What needs to be done ::
Collect every line that includes the string "Number".

__________

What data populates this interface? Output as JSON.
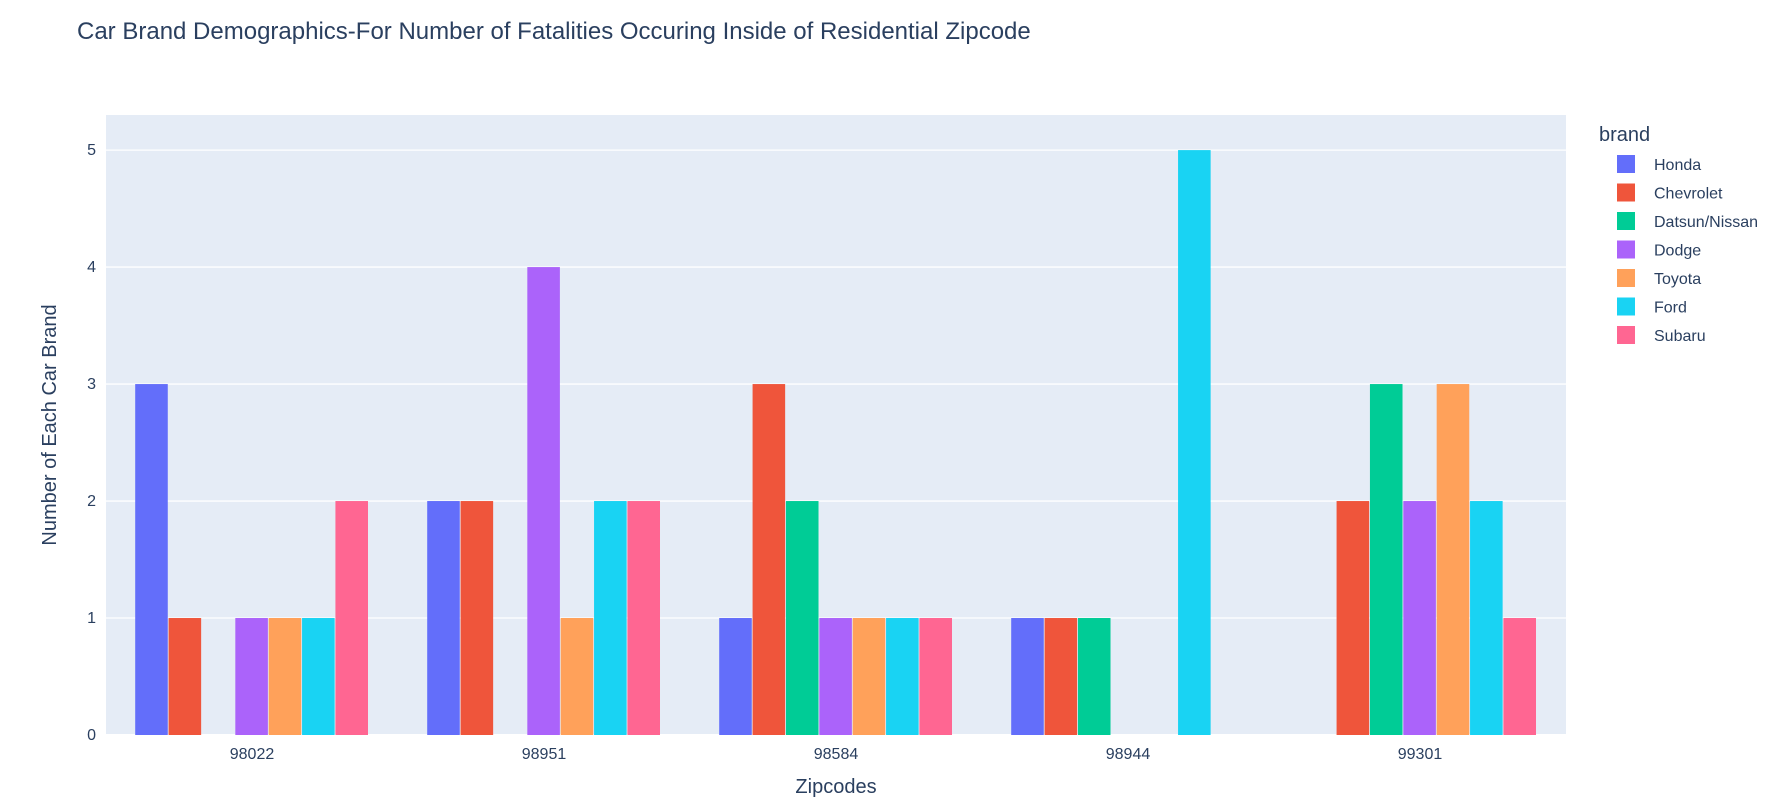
{
  "chart_data": {
    "type": "bar",
    "title": "Car Brand Demographics-For Number of Fatalities Occuring Inside of Residential Zipcode",
    "xlabel": "Zipcodes",
    "ylabel": "Number of Each Car Brand",
    "categories": [
      "98022",
      "98951",
      "98584",
      "98944",
      "99301"
    ],
    "ylim": [
      0,
      5.3
    ],
    "yticks": [
      0,
      1,
      2,
      3,
      4,
      5
    ],
    "grid": true,
    "legend_title": "brand",
    "legend_position": "top-right",
    "series": [
      {
        "name": "Honda",
        "color": "#636efa",
        "values": [
          3,
          2,
          1,
          1,
          0
        ]
      },
      {
        "name": "Chevrolet",
        "color": "#ef553b",
        "values": [
          1,
          2,
          3,
          1,
          2
        ]
      },
      {
        "name": "Datsun/Nissan",
        "color": "#00cc96",
        "values": [
          0,
          0,
          2,
          1,
          3
        ]
      },
      {
        "name": "Dodge",
        "color": "#ab63fa",
        "values": [
          1,
          4,
          1,
          0,
          2
        ]
      },
      {
        "name": "Toyota",
        "color": "#ffa15a",
        "values": [
          1,
          1,
          1,
          0,
          3
        ]
      },
      {
        "name": "Ford",
        "color": "#19d3f3",
        "values": [
          1,
          2,
          1,
          5,
          2
        ]
      },
      {
        "name": "Subaru",
        "color": "#ff6692",
        "values": [
          2,
          2,
          1,
          0,
          1
        ]
      }
    ]
  }
}
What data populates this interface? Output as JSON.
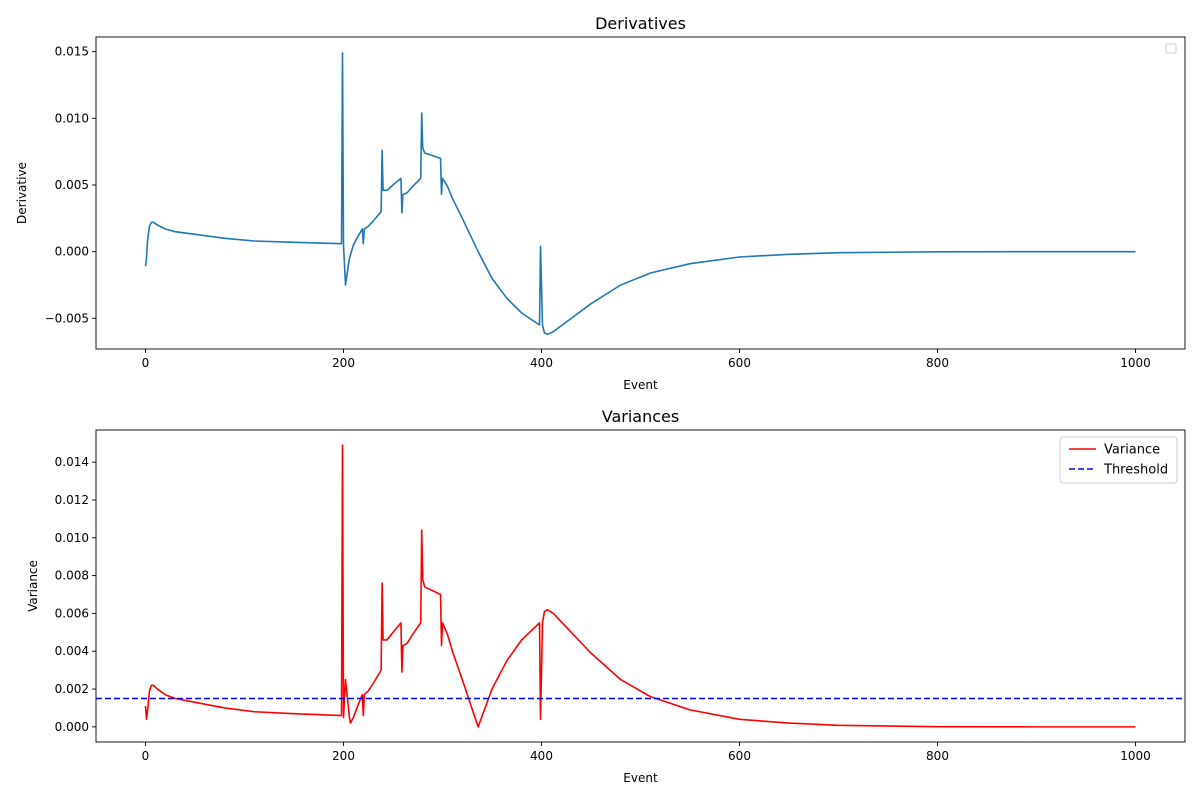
{
  "chart_data": [
    {
      "type": "line",
      "title": "Derivatives",
      "xlabel": "Event",
      "ylabel": "Derivative",
      "xlim": [
        -50,
        1050
      ],
      "ylim": [
        -0.0073,
        0.0161
      ],
      "x_ticks": [
        0,
        200,
        400,
        600,
        800,
        1000
      ],
      "x_tick_labels": [
        "0",
        "200",
        "400",
        "600",
        "800",
        "1000"
      ],
      "y_ticks": [
        -0.005,
        0.0,
        0.005,
        0.01,
        0.015
      ],
      "y_tick_labels": [
        "−0.005",
        "0.000",
        "0.005",
        "0.010",
        "0.015"
      ],
      "grid": false,
      "legend": "top-right (empty)",
      "series": [
        {
          "color": "#1f77b4",
          "style": "solid",
          "points": [
            [
              0,
              -0.0011
            ],
            [
              1,
              -0.0005
            ],
            [
              2,
              0.0008
            ],
            [
              4,
              0.0019
            ],
            [
              6,
              0.0022
            ],
            [
              8,
              0.0022
            ],
            [
              12,
              0.002
            ],
            [
              20,
              0.0017
            ],
            [
              30,
              0.0015
            ],
            [
              50,
              0.0013
            ],
            [
              80,
              0.001
            ],
            [
              110,
              0.0008
            ],
            [
              150,
              0.0007
            ],
            [
              198,
              0.0006
            ],
            [
              199,
              0.0149
            ],
            [
              200,
              0.0005
            ],
            [
              202,
              -0.0025
            ],
            [
              204,
              -0.0015
            ],
            [
              206,
              -0.0005
            ],
            [
              210,
              0.0005
            ],
            [
              215,
              0.0012
            ],
            [
              219,
              0.0017
            ],
            [
              220,
              0.0006
            ],
            [
              221,
              0.0017
            ],
            [
              225,
              0.0019
            ],
            [
              230,
              0.0023
            ],
            [
              238,
              0.003
            ],
            [
              239,
              0.0076
            ],
            [
              240,
              0.0046
            ],
            [
              244,
              0.0046
            ],
            [
              250,
              0.005
            ],
            [
              258,
              0.0055
            ],
            [
              259,
              0.0029
            ],
            [
              260,
              0.0043
            ],
            [
              264,
              0.0044
            ],
            [
              270,
              0.0049
            ],
            [
              278,
              0.0055
            ],
            [
              279,
              0.0104
            ],
            [
              280,
              0.0078
            ],
            [
              282,
              0.0074
            ],
            [
              290,
              0.0072
            ],
            [
              298,
              0.007
            ],
            [
              299,
              0.0043
            ],
            [
              300,
              0.0055
            ],
            [
              305,
              0.0049
            ],
            [
              310,
              0.004
            ],
            [
              320,
              0.0025
            ],
            [
              336,
              0.0
            ],
            [
              350,
              -0.002
            ],
            [
              365,
              -0.0035
            ],
            [
              380,
              -0.0046
            ],
            [
              398,
              -0.0055
            ],
            [
              399,
              0.0004
            ],
            [
              401,
              -0.0055
            ],
            [
              403,
              -0.0061
            ],
            [
              406,
              -0.0062
            ],
            [
              412,
              -0.006
            ],
            [
              430,
              -0.005
            ],
            [
              450,
              -0.0039
            ],
            [
              480,
              -0.0025
            ],
            [
              510,
              -0.0016
            ],
            [
              550,
              -0.0009
            ],
            [
              600,
              -0.0004
            ],
            [
              650,
              -0.0002
            ],
            [
              700,
              -8e-05
            ],
            [
              800,
              -1e-05
            ],
            [
              900,
              0.0
            ],
            [
              1000,
              0.0
            ]
          ]
        }
      ]
    },
    {
      "type": "line",
      "title": "Variances",
      "xlabel": "Event",
      "ylabel": "Variance",
      "xlim": [
        -50,
        1050
      ],
      "ylim": [
        -0.0008,
        0.0157
      ],
      "x_ticks": [
        0,
        200,
        400,
        600,
        800,
        1000
      ],
      "x_tick_labels": [
        "0",
        "200",
        "400",
        "600",
        "800",
        "1000"
      ],
      "y_ticks": [
        0.0,
        0.002,
        0.004,
        0.006,
        0.008,
        0.01,
        0.012,
        0.014
      ],
      "y_tick_labels": [
        "0.000",
        "0.002",
        "0.004",
        "0.006",
        "0.008",
        "0.010",
        "0.012",
        "0.014"
      ],
      "grid": false,
      "legend": "top-right",
      "series": [
        {
          "name": "Variance",
          "color": "#ff0000",
          "style": "solid",
          "points": [
            [
              0,
              0.0011
            ],
            [
              1,
              0.0004
            ],
            [
              2,
              0.0008
            ],
            [
              4,
              0.0019
            ],
            [
              6,
              0.0022
            ],
            [
              8,
              0.0022
            ],
            [
              12,
              0.002
            ],
            [
              20,
              0.0017
            ],
            [
              30,
              0.0015
            ],
            [
              50,
              0.0013
            ],
            [
              80,
              0.001
            ],
            [
              110,
              0.0008
            ],
            [
              150,
              0.0007
            ],
            [
              198,
              0.0006
            ],
            [
              199,
              0.0149
            ],
            [
              200,
              0.0005
            ],
            [
              202,
              0.0025
            ],
            [
              204,
              0.0015
            ],
            [
              206,
              0.0005
            ],
            [
              207,
              0.0002
            ],
            [
              210,
              0.0005
            ],
            [
              215,
              0.0012
            ],
            [
              219,
              0.0017
            ],
            [
              220,
              0.0006
            ],
            [
              221,
              0.0017
            ],
            [
              225,
              0.0019
            ],
            [
              230,
              0.0023
            ],
            [
              238,
              0.003
            ],
            [
              239,
              0.0076
            ],
            [
              240,
              0.0046
            ],
            [
              244,
              0.0046
            ],
            [
              250,
              0.005
            ],
            [
              258,
              0.0055
            ],
            [
              259,
              0.0029
            ],
            [
              260,
              0.0043
            ],
            [
              264,
              0.0044
            ],
            [
              270,
              0.0049
            ],
            [
              278,
              0.0055
            ],
            [
              279,
              0.0104
            ],
            [
              280,
              0.0078
            ],
            [
              282,
              0.0074
            ],
            [
              290,
              0.0072
            ],
            [
              298,
              0.007
            ],
            [
              299,
              0.0043
            ],
            [
              300,
              0.0055
            ],
            [
              305,
              0.0049
            ],
            [
              310,
              0.004
            ],
            [
              320,
              0.0025
            ],
            [
              336,
              0.0
            ],
            [
              350,
              0.002
            ],
            [
              365,
              0.0035
            ],
            [
              380,
              0.0046
            ],
            [
              398,
              0.0055
            ],
            [
              399,
              0.0004
            ],
            [
              401,
              0.0055
            ],
            [
              403,
              0.0061
            ],
            [
              406,
              0.0062
            ],
            [
              412,
              0.006
            ],
            [
              430,
              0.005
            ],
            [
              450,
              0.0039
            ],
            [
              480,
              0.0025
            ],
            [
              510,
              0.0016
            ],
            [
              550,
              0.0009
            ],
            [
              600,
              0.0004
            ],
            [
              650,
              0.0002
            ],
            [
              700,
              8e-05
            ],
            [
              800,
              1e-05
            ],
            [
              900,
              0.0
            ],
            [
              1000,
              0.0
            ]
          ]
        },
        {
          "name": "Threshold",
          "color": "#0000ff",
          "style": "dashed",
          "type": "hline",
          "y": 0.0015
        }
      ]
    }
  ]
}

__________

Task response ::
    "title": "Car Brand Demographics-For Number of Fatalities Occuring Inside of Residential Zipcode",
    "ylabel": "Number of Each Car Brand",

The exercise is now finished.